- _What the exercise asks_
Type out the data exactly as given. Skip any image.

- _Input data_
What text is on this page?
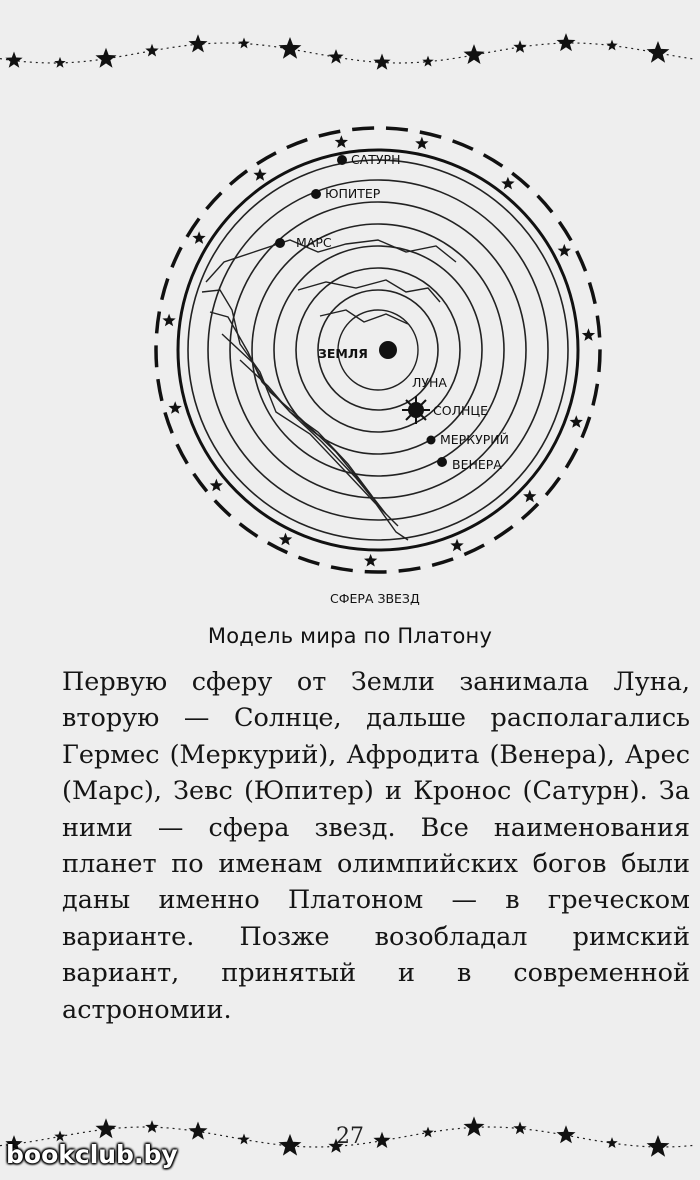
САТУРН
ЮПИТЕР
МАРС
ЗЕМЛЯ
ЛУНА
СОЛНЦЕ
МЕРКУРИЙ
ВЕНЕРА
СФЕРА ЗВЕЗД
Модель мира по Платону

Первую сферу от Земли занимала Луна, вторую — Солнце, дальше располагались Гермес (Меркурий), Афродита (Венера), Арес (Марс), Зевс (Юпитер) и Кронос (Сатурн). За ними — сфера звезд. Все наименования планет по именам олимпийских богов были даны именно Платоном — в греческом варианте. Позже возобладал римский вариант, принятый и в современной астрономии.

27
bookclub.by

- _The output_
What text is on this page?
САТУРН
ЮПИТЕР
МАРС
ЗЕМЛЯ
ЛУНА
СОЛНЦЕ
МЕРКУРИЙ
ВЕНЕРА
СФЕРА ЗВЕЗД
Модель мира по Платону

Первую сферу от Земли занимала Луна, вторую — Солнце, дальше располагались Гермес (Меркурий), Афродита (Венера), Арес (Марс), Зевс (Юпитер) и Кронос (Сатурн). За ними — сфера звезд. Все наименования планет по именам олимпийских богов были даны именно Платоном — в греческом варианте. Позже возобладал римский вариант, принятый и в современной астрономии.

27
bookclub.by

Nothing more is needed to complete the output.